| Entries from a visual dataset |
------------

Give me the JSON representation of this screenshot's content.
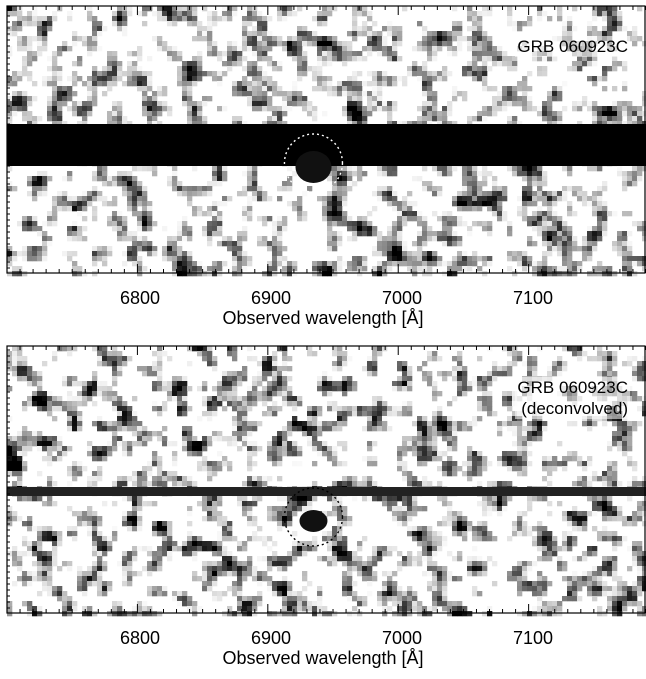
{
  "figure": {
    "panels": [
      {
        "label_lines": [
          "GRB 060923C"
        ],
        "xlabel": "Observed wavelength [Å]",
        "tick_labels": [
          "6800",
          "6900",
          "7000",
          "7100"
        ]
      },
      {
        "label_lines": [
          "GRB 060923C",
          "(deconvolved)"
        ],
        "xlabel": "Observed wavelength [Å]",
        "tick_labels": [
          "6800",
          "6900",
          "7000",
          "7100"
        ]
      }
    ]
  },
  "chart_data": [
    {
      "type": "heatmap",
      "title": "",
      "label": "GRB 060923C",
      "xlabel": "Observed wavelength [Å]",
      "x_ticks": [
        6800,
        6900,
        7000,
        7100
      ],
      "xlim": [
        6700,
        7190
      ],
      "trace": "strong dark horizontal continuum trace",
      "circle_center_wavelength": 6935
    },
    {
      "type": "heatmap",
      "title": "",
      "label": "GRB 060923C (deconvolved)",
      "xlabel": "Observed wavelength [Å]",
      "x_ticks": [
        6800,
        6900,
        7000,
        7100
      ],
      "xlim": [
        6700,
        7190
      ],
      "trace": "thin horizontal trace",
      "circle_center_wavelength": 6935
    }
  ]
}
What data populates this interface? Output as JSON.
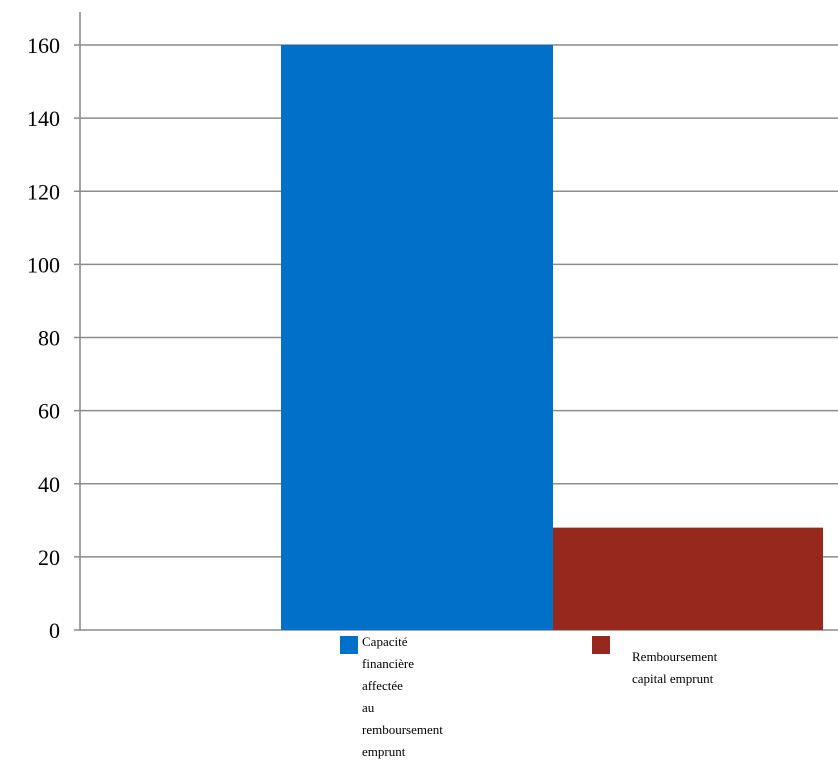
{
  "chart_data": {
    "type": "bar",
    "categories": [
      "Capacité financière affectée\nau remboursement emprunt",
      "Remboursement\ncapital emprunt"
    ],
    "values": [
      160,
      28
    ],
    "colors": [
      "#0070C8",
      "#96281E"
    ],
    "title": "",
    "xlabel": "",
    "ylabel": "",
    "ylim": [
      0,
      160
    ],
    "yticks": [
      "0",
      "20",
      "40",
      "60",
      "80",
      "100",
      "120",
      "140",
      "160"
    ],
    "grid": true,
    "legend": {
      "position": "bottom",
      "entries": [
        "Capacité financière affectée\nau remboursement emprunt",
        "Remboursement\ncapital emprunt"
      ]
    }
  }
}
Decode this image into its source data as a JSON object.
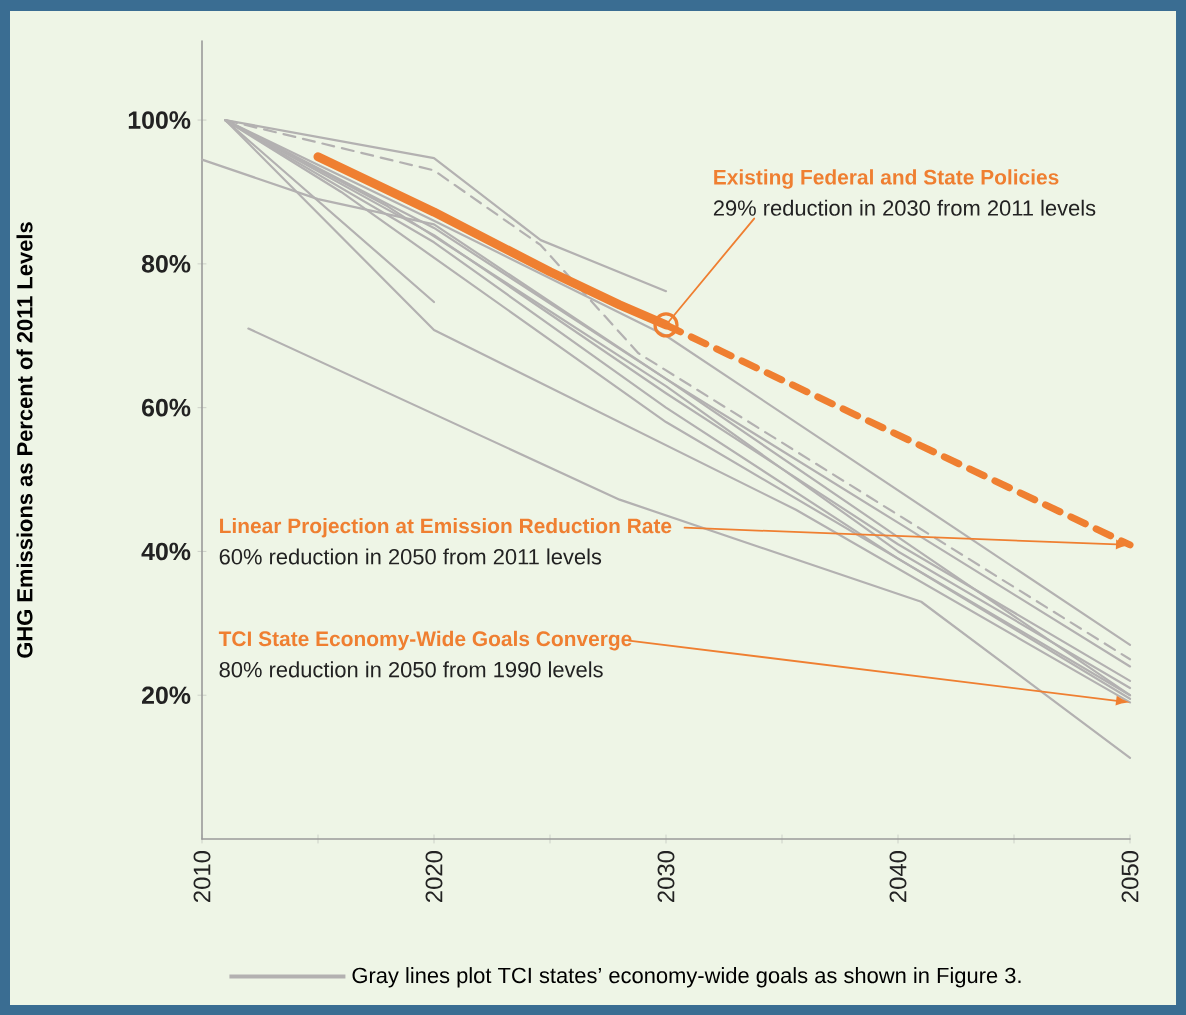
{
  "chart_data": {
    "type": "line",
    "ylabel": "GHG Emissions as Percent of 2011 Levels",
    "xlim": [
      2010,
      2050
    ],
    "ylim": [
      0,
      111
    ],
    "xticks": [
      2010,
      {
        "value": 2015,
        "label": null
      },
      2020,
      {
        "value": 2025,
        "label": null
      },
      2030,
      {
        "value": 2035,
        "label": null
      },
      2040,
      {
        "value": 2045,
        "label": null
      },
      2050
    ],
    "yticks": [
      {
        "value": 20,
        "label": "20%"
      },
      {
        "value": 40,
        "label": "40%"
      },
      {
        "value": 60,
        "label": "60%"
      },
      {
        "value": 80,
        "label": "80%"
      },
      {
        "value": 100,
        "label": "100%"
      }
    ],
    "legend": "bottom",
    "series": [
      {
        "name": "Gray lines plot TCI states’ economy-wide goals as shown in Figure 3.",
        "color": "#b3b1b1",
        "x": [
          2011,
          2020,
          2024.6,
          2030
        ],
        "values": [
          100,
          94.7,
          83.3,
          76.2
        ]
      },
      {
        "color": "#b3b1b1",
        "line_style": "dashed",
        "x": [
          2011,
          2020,
          2024.6,
          2028.8,
          2050
        ],
        "values": [
          100,
          93,
          82.6,
          67.6,
          25
        ]
      },
      {
        "color": "#b3b1b1",
        "x": [
          2010,
          2015,
          2020,
          2030,
          2040,
          2050
        ],
        "values": [
          94.5,
          89,
          85.5,
          64,
          42,
          20
        ]
      },
      {
        "color": "#b3b1b1",
        "x": [
          2011,
          2020
        ],
        "values": [
          100,
          74.7
        ]
      },
      {
        "color": "#b3b1b1",
        "x": [
          2011,
          2020,
          2035.6,
          2050
        ],
        "values": [
          100,
          70.8,
          45.8,
          19
        ]
      },
      {
        "color": "#b3b1b1",
        "x": [
          2012,
          2028,
          2041,
          2050
        ],
        "values": [
          71,
          47.2,
          33,
          11.3
        ]
      },
      {
        "color": "#b3b1b1",
        "x": [
          2011,
          2020,
          2030,
          2050
        ],
        "values": [
          100,
          86,
          70,
          27
        ]
      },
      {
        "color": "#b3b1b1",
        "x": [
          2011,
          2020,
          2030,
          2040,
          2050
        ],
        "values": [
          100,
          85,
          64,
          44,
          24
        ]
      },
      {
        "color": "#b3b1b1",
        "x": [
          2011,
          2020,
          2030,
          2040,
          2050
        ],
        "values": [
          100,
          84,
          62,
          41,
          22
        ]
      },
      {
        "color": "#b3b1b1",
        "x": [
          2011,
          2018,
          2030,
          2040,
          2050
        ],
        "values": [
          100,
          88,
          63,
          40,
          21
        ]
      },
      {
        "color": "#b3b1b1",
        "x": [
          2011,
          2020,
          2030,
          2040,
          2050
        ],
        "values": [
          100,
          83,
          60,
          39,
          19.5
        ]
      },
      {
        "color": "#b3b1b1",
        "x": [
          2011,
          2016,
          2030,
          2050
        ],
        "values": [
          100,
          90,
          58,
          20
        ]
      },
      {
        "color": "#ef7f31",
        "x": [
          2015,
          2020,
          2025,
          2028,
          2030
        ],
        "values": [
          94.9,
          87.2,
          78.9,
          74.3,
          71.5
        ]
      },
      {
        "color": "#ef7f31",
        "line_style": "dashed",
        "x": [
          2030,
          2050
        ],
        "values": [
          71.5,
          40.9
        ]
      },
      {
        "color": "#ef7f31",
        "type": "scatter",
        "marker": "circle",
        "x": [
          2030
        ],
        "values": [
          71.5
        ]
      }
    ],
    "annotations": [
      "Existing Federal and State Policies",
      {
        "text": "29% reduction in 2030 from 2011 levels",
        "x": 2030,
        "y": 71.5
      },
      "Linear Projection at Emission Reduction Rate",
      "60% reduction in 2050 from 2011 levels",
      "TCI State Economy-Wide Goals Converge",
      "80% reduction in 2050 from 1990 levels"
    ]
  }
}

------------

| Problem to work on |
Skip every picture and transcribe the data above exactly.

| Written answer |
Give me the JSON representation of this screenshot's content.
{
  "figure": {
    "panels": [
      {
        "label_lines": [
          "GRB 060923C"
        ],
        "xlabel": "Observed wavelength [Å]",
        "tick_labels": [
          "6800",
          "6900",
          "7000",
          "7100"
        ]
      },
      {
        "label_lines": [
          "GRB 060923C",
          "(deconvolved)"
        ],
        "xlabel": "Observed wavelength [Å]",
        "tick_labels": [
          "6800",
          "6900",
          "7000",
          "7100"
        ]
      }
    ]
  },
  "chart_data": [
    {
      "type": "heatmap",
      "title": "",
      "label": "GRB 060923C",
      "xlabel": "Observed wavelength [Å]",
      "x_ticks": [
        6800,
        6900,
        7000,
        7100
      ],
      "xlim": [
        6700,
        7190
      ],
      "trace": "strong dark horizontal continuum trace",
      "circle_center_wavelength": 6935
    },
    {
      "type": "heatmap",
      "title": "",
      "label": "GRB 060923C (deconvolved)",
      "xlabel": "Observed wavelength [Å]",
      "x_ticks": [
        6800,
        6900,
        7000,
        7100
      ],
      "xlim": [
        6700,
        7190
      ],
      "trace": "thin horizontal trace",
      "circle_center_wavelength": 6935
    }
  ]
}
What data populates this interface? Output as JSON.
{
  "chart_data": {
    "type": "bar",
    "categories": [
      "Capacité financière affectée\nau remboursement emprunt",
      "Remboursement\ncapital emprunt"
    ],
    "values": [
      160,
      28
    ],
    "colors": [
      "#0070C8",
      "#96281E"
    ],
    "title": "",
    "xlabel": "",
    "ylabel": "",
    "ylim": [
      0,
      160
    ],
    "yticks": [
      "0",
      "20",
      "40",
      "60",
      "80",
      "100",
      "120",
      "140",
      "160"
    ],
    "grid": true,
    "legend": {
      "position": "bottom",
      "entries": [
        "Capacité financière affectée\nau remboursement emprunt",
        "Remboursement\ncapital emprunt"
      ]
    }
  }
}
Decode this image into its source data as a JSON object.
{
  "chart_data": {
    "type": "line",
    "ylabel": "GHG Emissions as Percent of 2011 Levels",
    "xlim": [
      2010,
      2050
    ],
    "ylim": [
      0,
      111
    ],
    "xticks": [
      2010,
      {
        "value": 2015,
        "label": null
      },
      2020,
      {
        "value": 2025,
        "label": null
      },
      2030,
      {
        "value": 2035,
        "label": null
      },
      2040,
      {
        "value": 2045,
        "label": null
      },
      2050
    ],
    "yticks": [
      {
        "value": 20,
        "label": "20%"
      },
      {
        "value": 40,
        "label": "40%"
      },
      {
        "value": 60,
        "label": "60%"
      },
      {
        "value": 80,
        "label": "80%"
      },
      {
        "value": 100,
        "label": "100%"
      }
    ],
    "legend": "bottom",
    "series": [
      {
        "name": "Gray lines plot TCI states’ economy-wide goals as shown in Figure 3.",
        "color": "#b3b1b1",
        "x": [
          2011,
          2020,
          2024.6,
          2030
        ],
        "values": [
          100,
          94.7,
          83.3,
          76.2
        ]
      },
      {
        "color": "#b3b1b1",
        "line_style": "dashed",
        "x": [
          2011,
          2020,
          2024.6,
          2028.8,
          2050
        ],
        "values": [
          100,
          93,
          82.6,
          67.6,
          25
        ]
      },
      {
        "color": "#b3b1b1",
        "x": [
          2010,
          2015,
          2020,
          2030,
          2040,
          2050
        ],
        "values": [
          94.5,
          89,
          85.5,
          64,
          42,
          20
        ]
      },
      {
        "color": "#b3b1b1",
        "x": [
          2011,
          2020
        ],
        "values": [
          100,
          74.7
        ]
      },
      {
        "color": "#b3b1b1",
        "x": [
          2011,
          2020,
          2035.6,
          2050
        ],
        "values": [
          100,
          70.8,
          45.8,
          19
        ]
      },
      {
        "color": "#b3b1b1",
        "x": [
          2012,
          2028,
          2041,
          2050
        ],
        "values": [
          71,
          47.2,
          33,
          11.3
        ]
      },
      {
        "color": "#b3b1b1",
        "x": [
          2011,
          2020,
          2030,
          2050
        ],
        "values": [
          100,
          86,
          70,
          27
        ]
      },
      {
        "color": "#b3b1b1",
        "x": [
          2011,
          2020,
          2030,
          2040,
          2050
        ],
        "values": [
          100,
          85,
          64,
          44,
          24
        ]
      },
      {
        "color": "#b3b1b1",
        "x": [
          2011,
          2020,
          2030,
          2040,
          2050
        ],
        "values": [
          100,
          84,
          62,
          41,
          22
        ]
      },
      {
        "color": "#b3b1b1",
        "x": [
          2011,
          2018,
          2030,
          2040,
          2050
        ],
        "values": [
          100,
          88,
          63,
          40,
          21
        ]
      },
      {
        "color": "#b3b1b1",
        "x": [
          2011,
          2020,
          2030,
          2040,
          2050
        ],
        "values": [
          100,
          83,
          60,
          39,
          19.5
        ]
      },
      {
        "color": "#b3b1b1",
        "x": [
          2011,
          2016,
          2030,
          2050
        ],
        "values": [
          100,
          90,
          58,
          20
        ]
      },
      {
        "color": "#ef7f31",
        "x": [
          2015,
          2020,
          2025,
          2028,
          2030
        ],
        "values": [
          94.9,
          87.2,
          78.9,
          74.3,
          71.5
        ]
      },
      {
        "color": "#ef7f31",
        "line_style": "dashed",
        "x": [
          2030,
          2050
        ],
        "values": [
          71.5,
          40.9
        ]
      },
      {
        "color": "#ef7f31",
        "type": "scatter",
        "marker": "circle",
        "x": [
          2030
        ],
        "values": [
          71.5
        ]
      }
    ],
    "annotations": [
      "Existing Federal and State Policies",
      {
        "text": "29% reduction in 2030 from 2011 levels",
        "x": 2030,
        "y": 71.5
      },
      "Linear Projection at Emission Reduction Rate",
      "60% reduction in 2050 from 2011 levels",
      "TCI State Economy-Wide Goals Converge",
      "80% reduction in 2050 from 1990 levels"
    ]
  }
}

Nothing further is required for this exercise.